Part of a data file |

#####

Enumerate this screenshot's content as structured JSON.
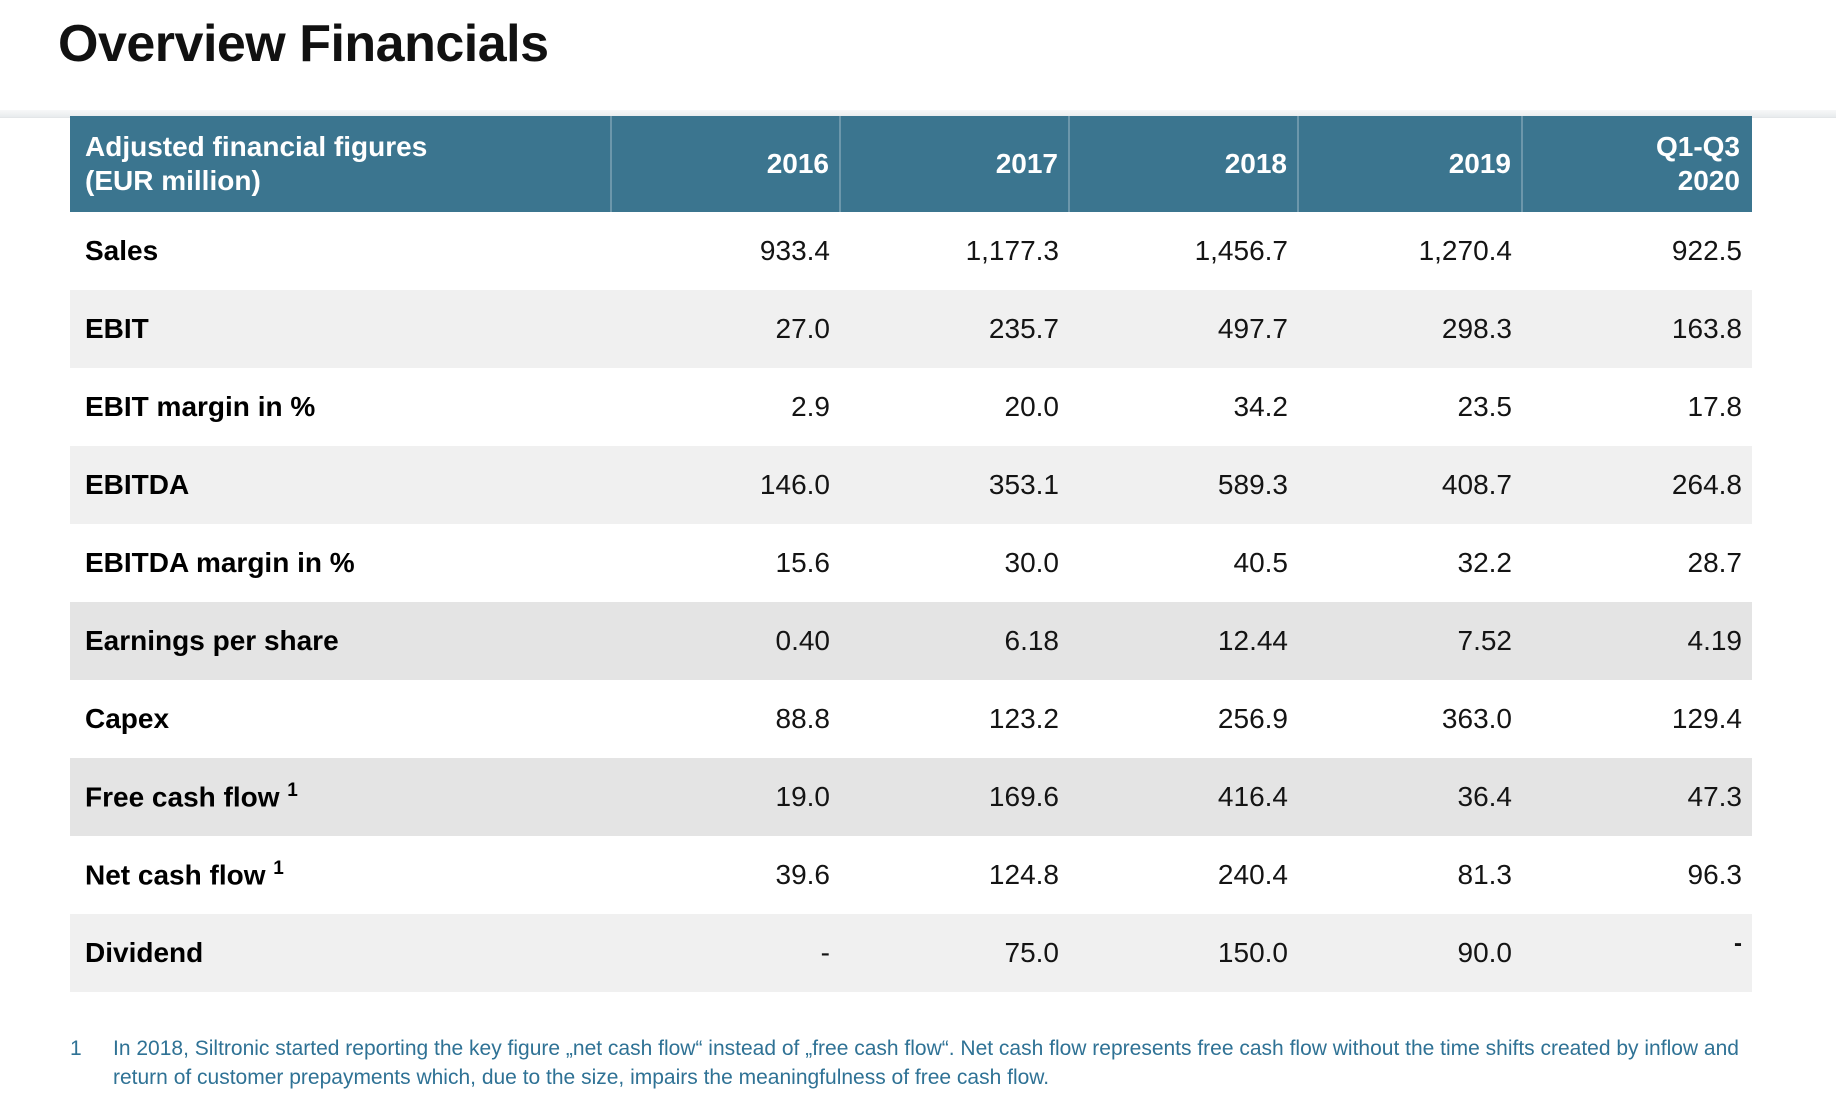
{
  "title": "Overview Financials",
  "table": {
    "header": {
      "label_line1": "Adjusted financial figures",
      "label_line2": "(EUR million)",
      "columns": [
        "2016",
        "2017",
        "2018",
        "2019"
      ],
      "last_column_line1": "Q1-Q3",
      "last_column_line2": "2020"
    },
    "rows": [
      {
        "label": "Sales",
        "sup": "",
        "shade": "none",
        "values": [
          "933.4",
          "1,177.3",
          "1,456.7",
          "1,270.4",
          "922.5"
        ]
      },
      {
        "label": "EBIT",
        "sup": "",
        "shade": "light",
        "values": [
          "27.0",
          "235.7",
          "497.7",
          "298.3",
          "163.8"
        ]
      },
      {
        "label": "EBIT margin in %",
        "sup": "",
        "shade": "none",
        "values": [
          "2.9",
          "20.0",
          "34.2",
          "23.5",
          "17.8"
        ]
      },
      {
        "label": "EBITDA",
        "sup": "",
        "shade": "light",
        "values": [
          "146.0",
          "353.1",
          "589.3",
          "408.7",
          "264.8"
        ]
      },
      {
        "label": "EBITDA margin in %",
        "sup": "",
        "shade": "none",
        "values": [
          "15.6",
          "30.0",
          "40.5",
          "32.2",
          "28.7"
        ]
      },
      {
        "label": "Earnings per share",
        "sup": "",
        "shade": "dark",
        "values": [
          "0.40",
          "6.18",
          "12.44",
          "7.52",
          "4.19"
        ]
      },
      {
        "label": "Capex",
        "sup": "",
        "shade": "none",
        "values": [
          "88.8",
          "123.2",
          "256.9",
          "363.0",
          "129.4"
        ]
      },
      {
        "label": "Free cash flow",
        "sup": "1",
        "shade": "dark",
        "values": [
          "19.0",
          "169.6",
          "416.4",
          "36.4",
          "47.3"
        ]
      },
      {
        "label": "Net cash flow",
        "sup": "1",
        "shade": "none",
        "values": [
          "39.6",
          "124.8",
          "240.4",
          "81.3",
          "96.3"
        ]
      },
      {
        "label": "Dividend",
        "sup": "",
        "shade": "light",
        "raised_last": true,
        "values": [
          "-",
          "75.0",
          "150.0",
          "90.0",
          "-"
        ]
      }
    ]
  },
  "footnote": {
    "marker": "1",
    "lines": [
      "In 2018, Siltronic started reporting the key figure „net cash flow“ instead of „free cash flow“. Net cash flow represents free cash flow without the time shifts created by inflow and",
      "return of customer prepayments which, due to the size, impairs the meaningfulness of free cash flow."
    ]
  },
  "colors": {
    "header_bg": "#3b758f",
    "row_light": "#f0f0f0",
    "row_dark": "#e4e4e4",
    "footnote": "#2f7295",
    "title": "#111111"
  }
}
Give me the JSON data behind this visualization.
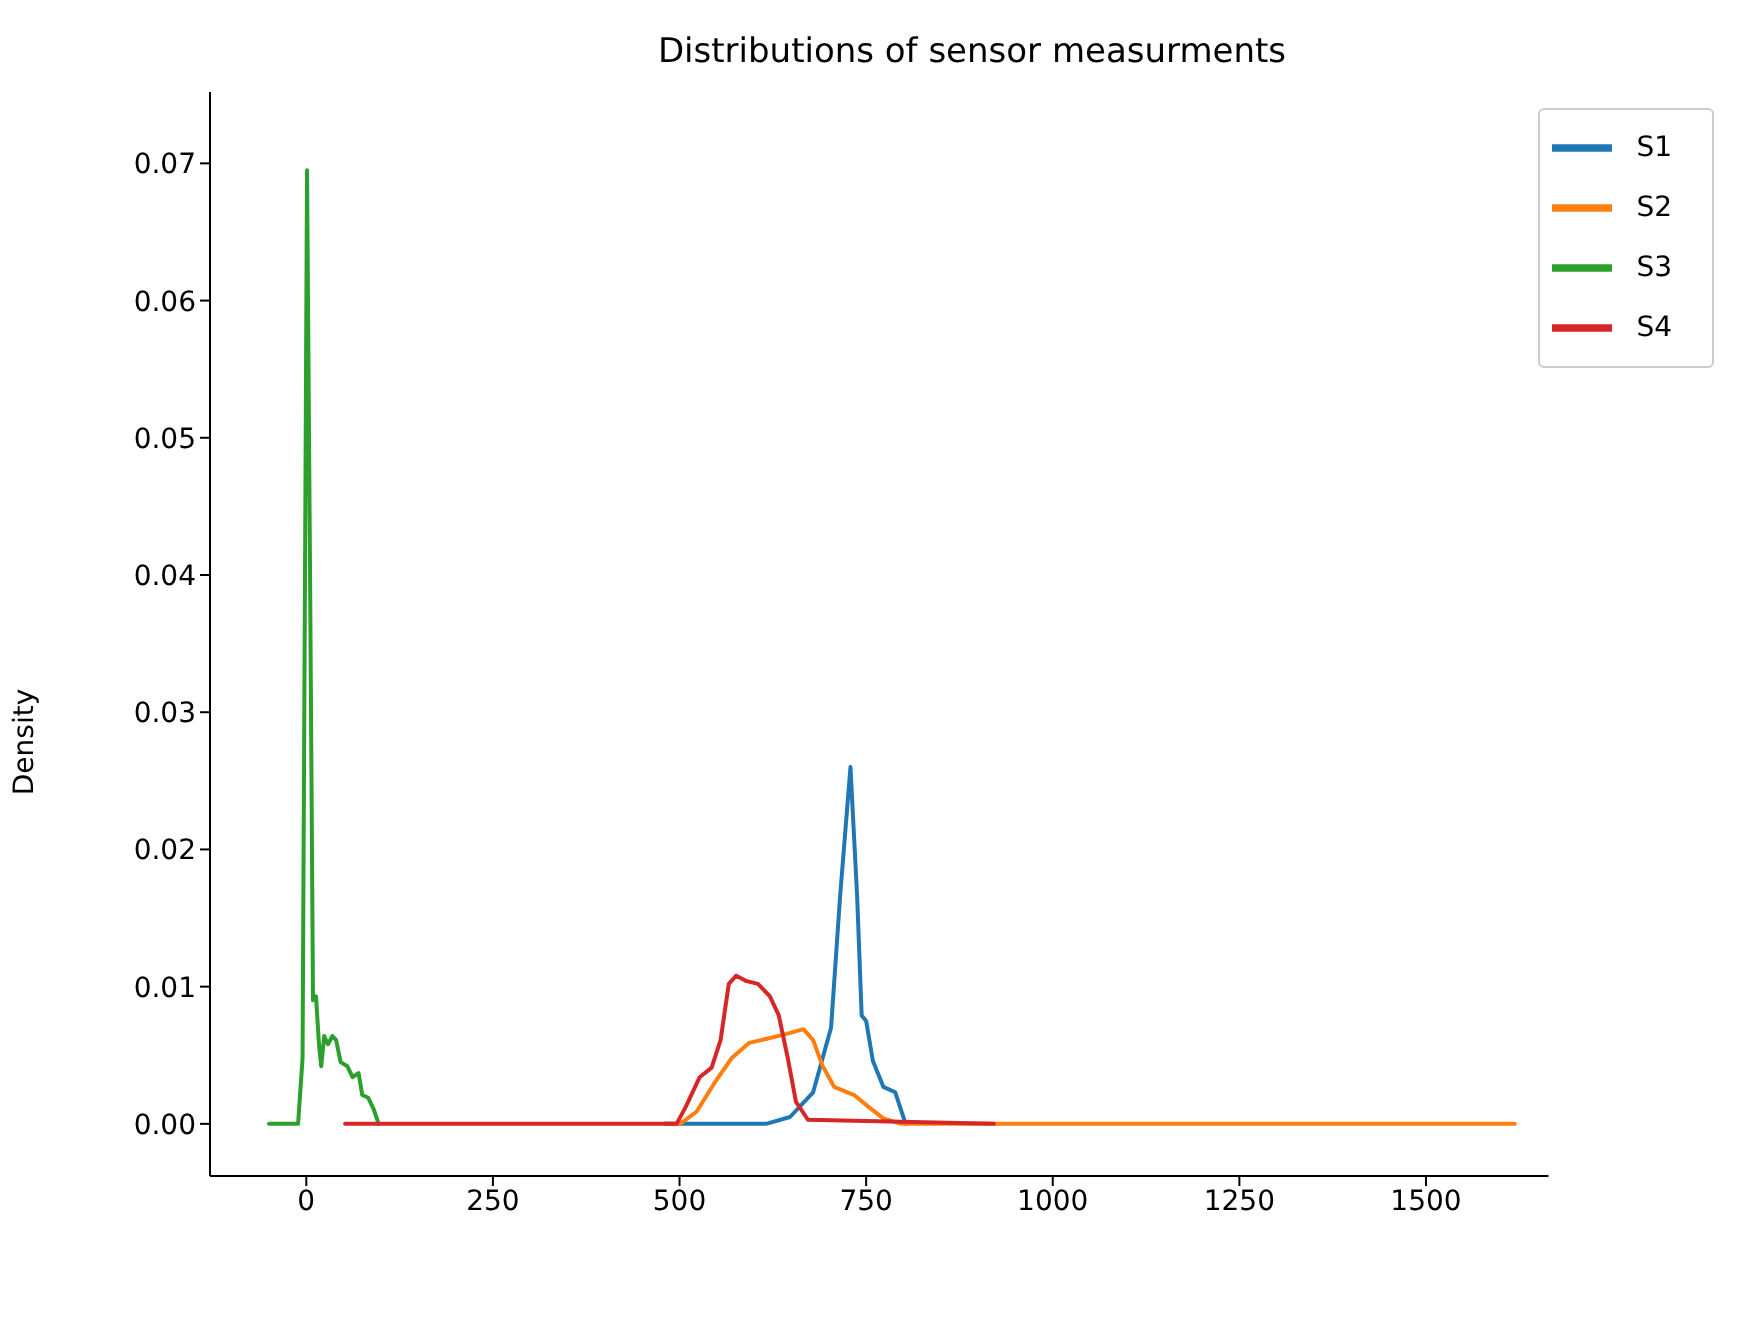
{
  "chart_data": {
    "type": "line",
    "title": "Distributions of sensor measurments",
    "ylabel": "Density",
    "xlim": [
      -129,
      1664
    ],
    "xticks": [
      0,
      250,
      500,
      750,
      1000,
      1250,
      1500
    ],
    "ylim": [
      -0.0038,
      0.0752
    ],
    "yticks": [
      {
        "value": 0,
        "label": "0.00"
      },
      {
        "value": 0.01,
        "label": "0.01"
      },
      {
        "value": 0.02,
        "label": "0.02"
      },
      {
        "value": 0.03,
        "label": "0.03"
      },
      {
        "value": 0.04,
        "label": "0.04"
      },
      {
        "value": 0.05,
        "label": "0.05"
      },
      {
        "value": 0.06,
        "label": "0.06"
      },
      {
        "value": 0.07,
        "label": "0.07"
      }
    ],
    "grid": false,
    "legend": "top right",
    "line_style": "solid",
    "marker": "none",
    "series": [
      {
        "name": "S1",
        "color": "#1f77b4",
        "x": [
          480,
          616,
          648,
          679,
          703,
          715,
          729,
          738,
          744,
          750,
          759,
          773,
          789,
          801,
          803
        ],
        "values": [
          0,
          0,
          0.0005,
          0.0023,
          0.007,
          0.0165,
          0.026,
          0.0165,
          0.0079,
          0.0075,
          0.0046,
          0.0027,
          0.0023,
          0.0003,
          0
        ]
      },
      {
        "name": "S2",
        "color": "#ff7f0e",
        "x": [
          480,
          501,
          523,
          547,
          570,
          593,
          617,
          640,
          666,
          679,
          691,
          707,
          734,
          754,
          773,
          797,
          1619
        ],
        "values": [
          0,
          0,
          0.0009,
          0.003,
          0.0048,
          0.0059,
          0.0062,
          0.0065,
          0.0069,
          0.0061,
          0.0043,
          0.0027,
          0.0021,
          0.0012,
          0.0004,
          0,
          0
        ]
      },
      {
        "name": "S3",
        "color": "#2ca02c",
        "x": [
          -50,
          -11,
          -5,
          1,
          5.5,
          9,
          13,
          17,
          20,
          24,
          29,
          35,
          40,
          46,
          55,
          62,
          70,
          75,
          83,
          90,
          97
        ],
        "values": [
          0,
          0,
          0.0048,
          0.0695,
          0.0366,
          0.009,
          0.0093,
          0.0058,
          0.0042,
          0.0064,
          0.0058,
          0.0064,
          0.0061,
          0.0045,
          0.0042,
          0.0034,
          0.0037,
          0.0021,
          0.0019,
          0.0011,
          0
        ]
      },
      {
        "name": "S4",
        "color": "#d62728",
        "x": [
          52,
          496,
          508,
          527,
          543,
          555,
          566,
          576,
          590,
          605,
          621,
          633,
          645,
          656,
          672,
          921
        ],
        "values": [
          0,
          0,
          0.0012,
          0.0034,
          0.0041,
          0.0061,
          0.0102,
          0.0108,
          0.0104,
          0.0102,
          0.0093,
          0.0079,
          0.0048,
          0.0016,
          0.0003,
          0
        ]
      }
    ]
  }
}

#####

Find how many lines in the records contain the string "EBITDA", then give the number alone.

Final result | 2